■ Work instructions ■
Please state how many lines in the records below contain the string "Скажите", counting only matches with the same case, and reply with the number alone.

■ Dataset ■
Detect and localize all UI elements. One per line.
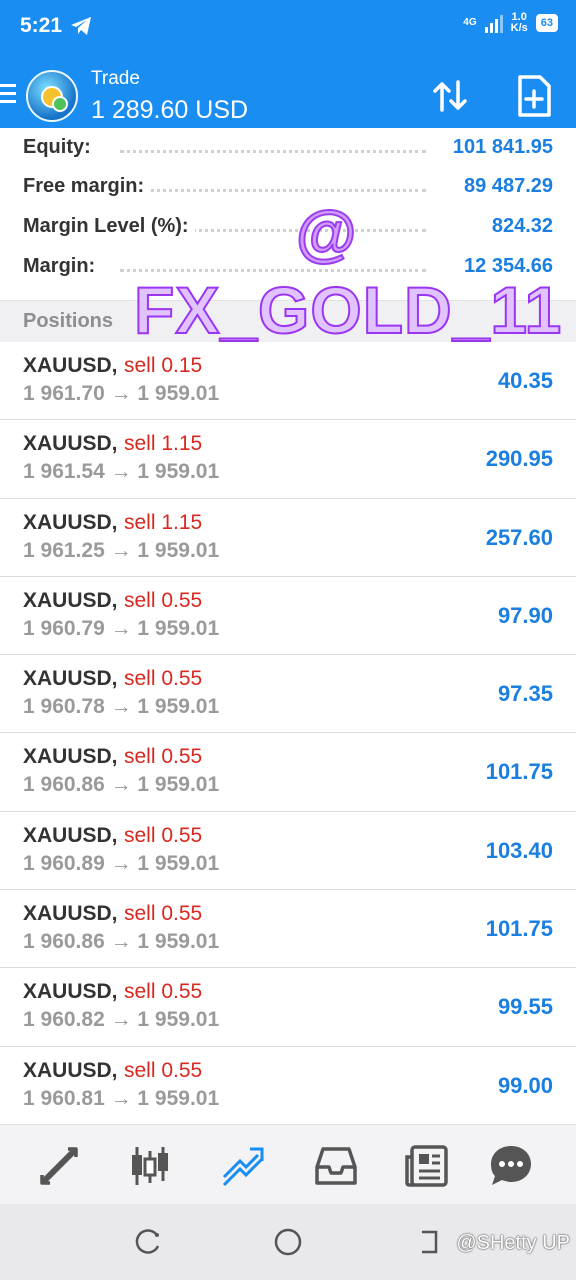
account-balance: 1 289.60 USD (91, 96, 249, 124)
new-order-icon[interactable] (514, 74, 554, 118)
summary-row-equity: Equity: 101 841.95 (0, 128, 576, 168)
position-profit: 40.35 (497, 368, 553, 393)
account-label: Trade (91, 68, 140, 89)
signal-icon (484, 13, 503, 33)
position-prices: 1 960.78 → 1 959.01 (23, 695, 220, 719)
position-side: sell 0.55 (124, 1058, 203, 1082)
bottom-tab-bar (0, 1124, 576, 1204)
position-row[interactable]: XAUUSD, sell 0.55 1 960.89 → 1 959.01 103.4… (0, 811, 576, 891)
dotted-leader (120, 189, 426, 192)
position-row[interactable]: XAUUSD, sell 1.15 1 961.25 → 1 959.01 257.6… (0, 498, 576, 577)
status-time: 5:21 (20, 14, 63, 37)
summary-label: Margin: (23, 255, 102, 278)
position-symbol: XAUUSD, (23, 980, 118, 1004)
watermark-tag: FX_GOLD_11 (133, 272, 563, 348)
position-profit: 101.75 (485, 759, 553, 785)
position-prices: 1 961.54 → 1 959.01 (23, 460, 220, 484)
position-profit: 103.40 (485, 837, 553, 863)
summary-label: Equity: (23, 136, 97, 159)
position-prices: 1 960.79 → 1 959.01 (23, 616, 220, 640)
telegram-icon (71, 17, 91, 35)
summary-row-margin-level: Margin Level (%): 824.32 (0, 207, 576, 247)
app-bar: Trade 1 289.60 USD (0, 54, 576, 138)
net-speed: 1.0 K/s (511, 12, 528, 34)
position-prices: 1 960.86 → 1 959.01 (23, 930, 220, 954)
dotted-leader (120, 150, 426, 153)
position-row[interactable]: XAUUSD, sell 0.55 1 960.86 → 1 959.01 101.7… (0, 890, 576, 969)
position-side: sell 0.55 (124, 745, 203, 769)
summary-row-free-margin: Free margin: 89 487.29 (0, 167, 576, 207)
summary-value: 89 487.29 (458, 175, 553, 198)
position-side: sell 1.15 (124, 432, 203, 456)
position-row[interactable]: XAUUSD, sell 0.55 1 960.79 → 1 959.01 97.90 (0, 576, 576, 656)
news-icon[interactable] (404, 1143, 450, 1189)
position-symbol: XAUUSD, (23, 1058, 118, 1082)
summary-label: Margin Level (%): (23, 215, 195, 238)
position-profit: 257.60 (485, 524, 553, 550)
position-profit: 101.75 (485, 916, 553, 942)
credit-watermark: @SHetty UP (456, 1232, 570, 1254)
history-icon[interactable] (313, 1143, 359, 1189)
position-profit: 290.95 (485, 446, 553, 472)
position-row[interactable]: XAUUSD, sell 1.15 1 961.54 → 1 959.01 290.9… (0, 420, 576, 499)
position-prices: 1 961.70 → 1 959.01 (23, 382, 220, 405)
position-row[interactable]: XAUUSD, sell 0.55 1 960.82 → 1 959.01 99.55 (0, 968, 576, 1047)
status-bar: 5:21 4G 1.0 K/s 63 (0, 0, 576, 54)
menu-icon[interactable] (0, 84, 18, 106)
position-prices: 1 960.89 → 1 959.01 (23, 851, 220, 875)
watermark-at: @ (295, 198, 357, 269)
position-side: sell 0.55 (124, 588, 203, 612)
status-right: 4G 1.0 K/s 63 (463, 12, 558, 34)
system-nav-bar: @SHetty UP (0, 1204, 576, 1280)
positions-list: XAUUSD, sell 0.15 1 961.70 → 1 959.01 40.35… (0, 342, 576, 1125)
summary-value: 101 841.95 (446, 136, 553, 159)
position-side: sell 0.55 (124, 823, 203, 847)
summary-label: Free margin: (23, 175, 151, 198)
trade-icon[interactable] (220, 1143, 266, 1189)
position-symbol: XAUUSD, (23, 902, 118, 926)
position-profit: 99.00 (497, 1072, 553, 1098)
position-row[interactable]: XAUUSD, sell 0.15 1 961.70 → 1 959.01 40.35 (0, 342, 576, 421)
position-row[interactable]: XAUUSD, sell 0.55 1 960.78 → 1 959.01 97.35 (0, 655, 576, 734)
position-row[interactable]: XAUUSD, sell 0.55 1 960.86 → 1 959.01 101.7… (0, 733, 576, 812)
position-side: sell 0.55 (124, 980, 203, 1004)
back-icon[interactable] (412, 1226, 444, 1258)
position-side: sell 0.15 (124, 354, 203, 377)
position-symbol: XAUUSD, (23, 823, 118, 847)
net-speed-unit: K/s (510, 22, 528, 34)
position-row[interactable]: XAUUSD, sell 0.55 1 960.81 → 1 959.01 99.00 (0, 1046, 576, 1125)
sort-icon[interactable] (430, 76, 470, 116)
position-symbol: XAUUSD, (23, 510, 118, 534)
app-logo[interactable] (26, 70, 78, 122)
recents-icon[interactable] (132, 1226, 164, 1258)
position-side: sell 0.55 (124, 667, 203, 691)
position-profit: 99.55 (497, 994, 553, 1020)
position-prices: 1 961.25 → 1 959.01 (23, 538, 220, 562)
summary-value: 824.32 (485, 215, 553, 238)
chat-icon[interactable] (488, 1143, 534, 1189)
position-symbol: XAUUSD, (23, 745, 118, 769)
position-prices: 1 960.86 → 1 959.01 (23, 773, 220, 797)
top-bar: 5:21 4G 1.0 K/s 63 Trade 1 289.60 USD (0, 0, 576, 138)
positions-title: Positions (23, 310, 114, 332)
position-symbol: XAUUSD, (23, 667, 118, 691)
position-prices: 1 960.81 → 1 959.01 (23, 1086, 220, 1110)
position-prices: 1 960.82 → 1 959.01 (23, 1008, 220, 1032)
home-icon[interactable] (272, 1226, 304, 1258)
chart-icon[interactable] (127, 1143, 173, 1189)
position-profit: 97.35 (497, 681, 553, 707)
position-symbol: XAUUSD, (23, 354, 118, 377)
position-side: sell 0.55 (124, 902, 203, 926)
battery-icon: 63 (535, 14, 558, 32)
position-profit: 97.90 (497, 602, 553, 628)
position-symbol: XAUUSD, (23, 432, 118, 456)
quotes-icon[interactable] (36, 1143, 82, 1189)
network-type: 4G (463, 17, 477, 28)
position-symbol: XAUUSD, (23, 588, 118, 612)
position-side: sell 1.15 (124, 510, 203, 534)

==

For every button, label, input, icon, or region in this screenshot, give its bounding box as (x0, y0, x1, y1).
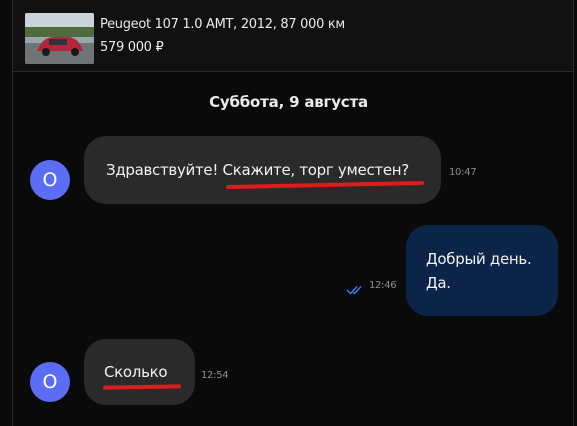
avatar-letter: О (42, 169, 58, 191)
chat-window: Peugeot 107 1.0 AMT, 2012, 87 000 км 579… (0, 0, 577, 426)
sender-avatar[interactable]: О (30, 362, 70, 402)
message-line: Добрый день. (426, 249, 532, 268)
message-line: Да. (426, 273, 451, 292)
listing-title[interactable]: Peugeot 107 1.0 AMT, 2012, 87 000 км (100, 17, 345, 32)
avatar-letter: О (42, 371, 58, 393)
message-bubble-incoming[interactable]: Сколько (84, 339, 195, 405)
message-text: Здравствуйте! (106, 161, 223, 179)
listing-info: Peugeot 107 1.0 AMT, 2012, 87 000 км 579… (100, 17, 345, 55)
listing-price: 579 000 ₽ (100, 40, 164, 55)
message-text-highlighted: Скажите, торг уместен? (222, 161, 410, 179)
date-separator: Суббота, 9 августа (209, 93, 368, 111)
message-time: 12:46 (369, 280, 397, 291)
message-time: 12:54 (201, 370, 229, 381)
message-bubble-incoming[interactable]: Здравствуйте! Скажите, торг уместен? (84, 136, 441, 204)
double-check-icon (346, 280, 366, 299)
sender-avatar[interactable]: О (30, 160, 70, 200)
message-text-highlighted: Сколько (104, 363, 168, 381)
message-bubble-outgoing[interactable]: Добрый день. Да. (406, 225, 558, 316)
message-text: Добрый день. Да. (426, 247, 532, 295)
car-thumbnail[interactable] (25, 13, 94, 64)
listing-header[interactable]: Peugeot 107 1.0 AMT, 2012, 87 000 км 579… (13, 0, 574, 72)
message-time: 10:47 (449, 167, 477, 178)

■ Solution to the problem ■
2